## start
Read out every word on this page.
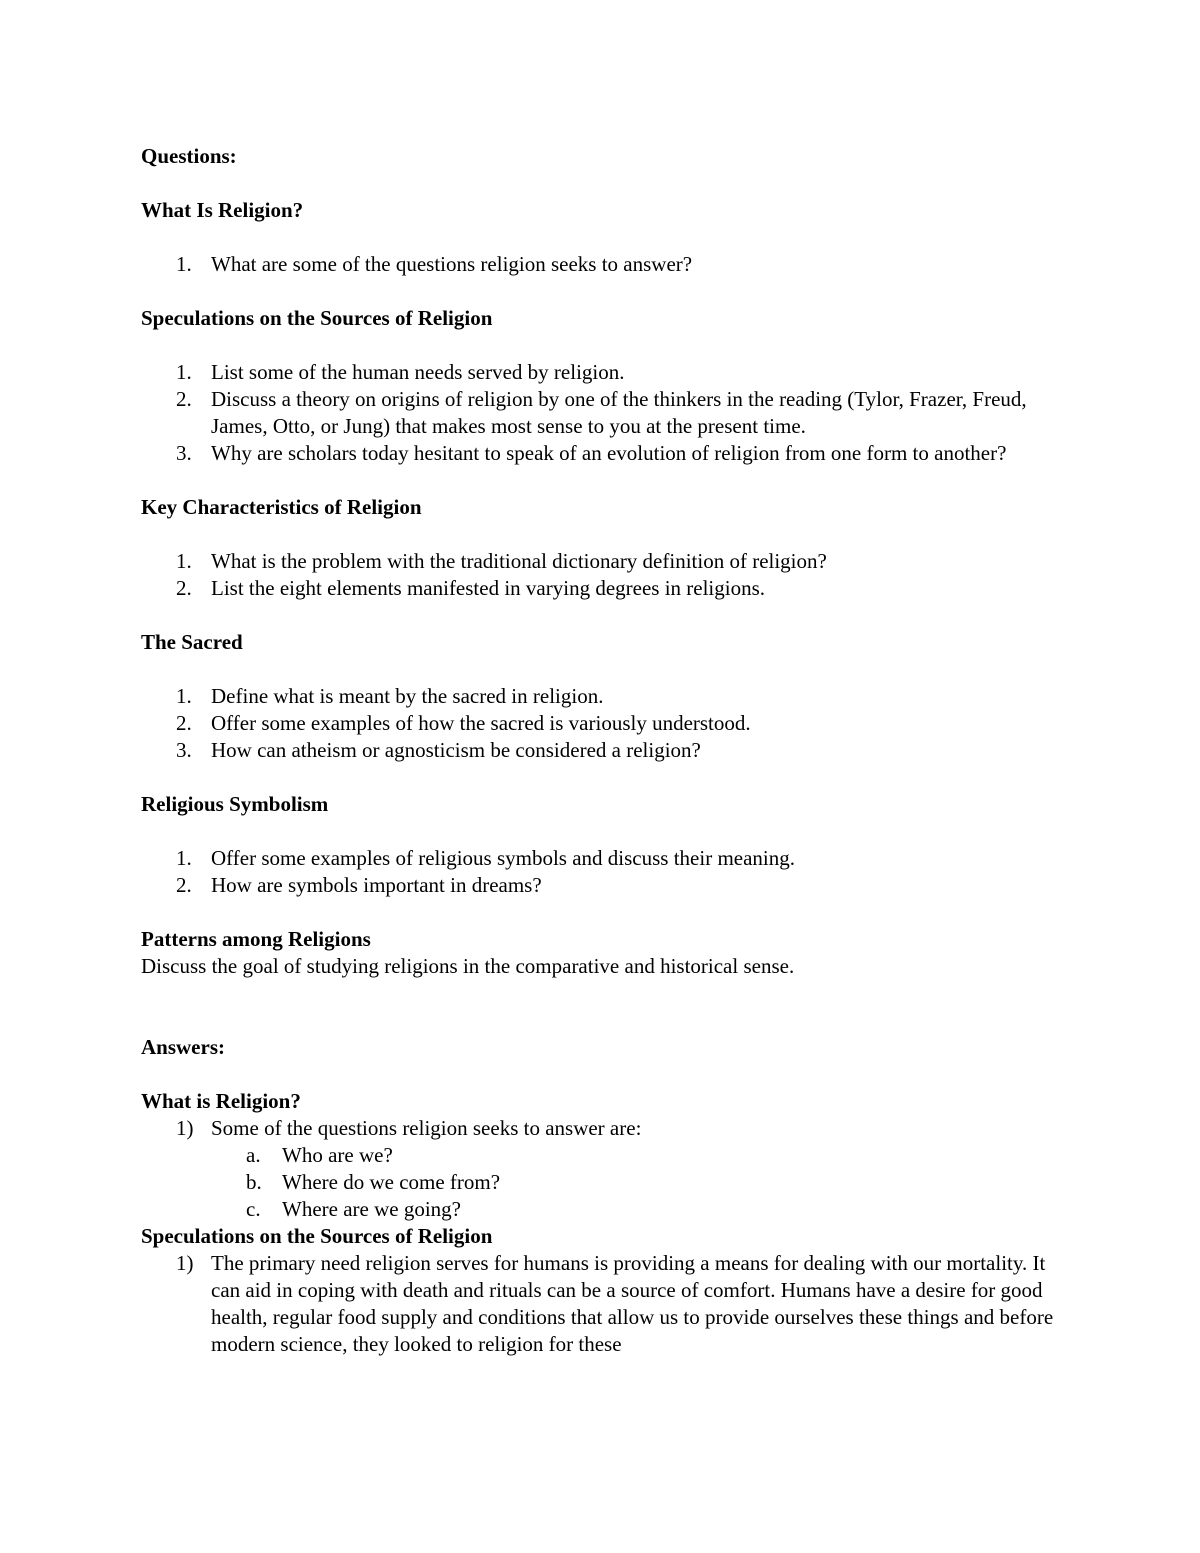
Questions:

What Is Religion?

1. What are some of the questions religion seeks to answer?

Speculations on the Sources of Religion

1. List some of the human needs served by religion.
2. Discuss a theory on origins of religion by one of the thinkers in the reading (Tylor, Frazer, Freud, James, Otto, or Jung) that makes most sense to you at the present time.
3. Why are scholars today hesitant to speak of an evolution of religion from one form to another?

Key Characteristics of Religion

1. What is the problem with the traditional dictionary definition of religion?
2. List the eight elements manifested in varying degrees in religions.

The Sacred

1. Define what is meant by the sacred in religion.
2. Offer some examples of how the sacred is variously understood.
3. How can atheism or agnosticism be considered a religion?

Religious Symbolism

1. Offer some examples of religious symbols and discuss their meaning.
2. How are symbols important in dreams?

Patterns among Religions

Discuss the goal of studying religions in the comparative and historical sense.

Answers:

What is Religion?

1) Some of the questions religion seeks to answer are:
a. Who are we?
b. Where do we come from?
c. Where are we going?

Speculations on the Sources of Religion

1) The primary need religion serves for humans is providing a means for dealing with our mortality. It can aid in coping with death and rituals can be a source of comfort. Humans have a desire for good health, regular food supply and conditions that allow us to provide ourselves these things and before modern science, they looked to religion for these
## end
**Exercise objective:**
Write the listing above out again exactly, dropping each image.

**Result:**
Read out every word on this page.
Questions:

What Is Religion?

1. What are some of the questions religion seeks to answer?

Speculations on the Sources of Religion

1. List some of the human needs served by religion.
2. Discuss a theory on origins of religion by one of the thinkers in the reading (Tylor, Frazer, Freud, James, Otto, or Jung) that makes most sense to you at the present time.
3. Why are scholars today hesitant to speak of an evolution of religion from one form to another?

Key Characteristics of Religion

1. What is the problem with the traditional dictionary definition of religion?
2. List the eight elements manifested in varying degrees in religions.

The Sacred

1. Define what is meant by the sacred in religion.
2. Offer some examples of how the sacred is variously understood.
3. How can atheism or agnosticism be considered a religion?

Religious Symbolism

1. Offer some examples of religious symbols and discuss their meaning.
2. How are symbols important in dreams?

Patterns among Religions

Discuss the goal of studying religions in the comparative and historical sense.

Answers:

What is Religion?

1) Some of the questions religion seeks to answer are:
a. Who are we?
b. Where do we come from?
c. Where are we going?

Speculations on the Sources of Religion

1) The primary need religion serves for humans is providing a means for dealing with our mortality. It can aid in coping with death and rituals can be a source of comfort. Humans have a desire for good health, regular food supply and conditions that allow us to provide ourselves these things and before modern science, they looked to religion for these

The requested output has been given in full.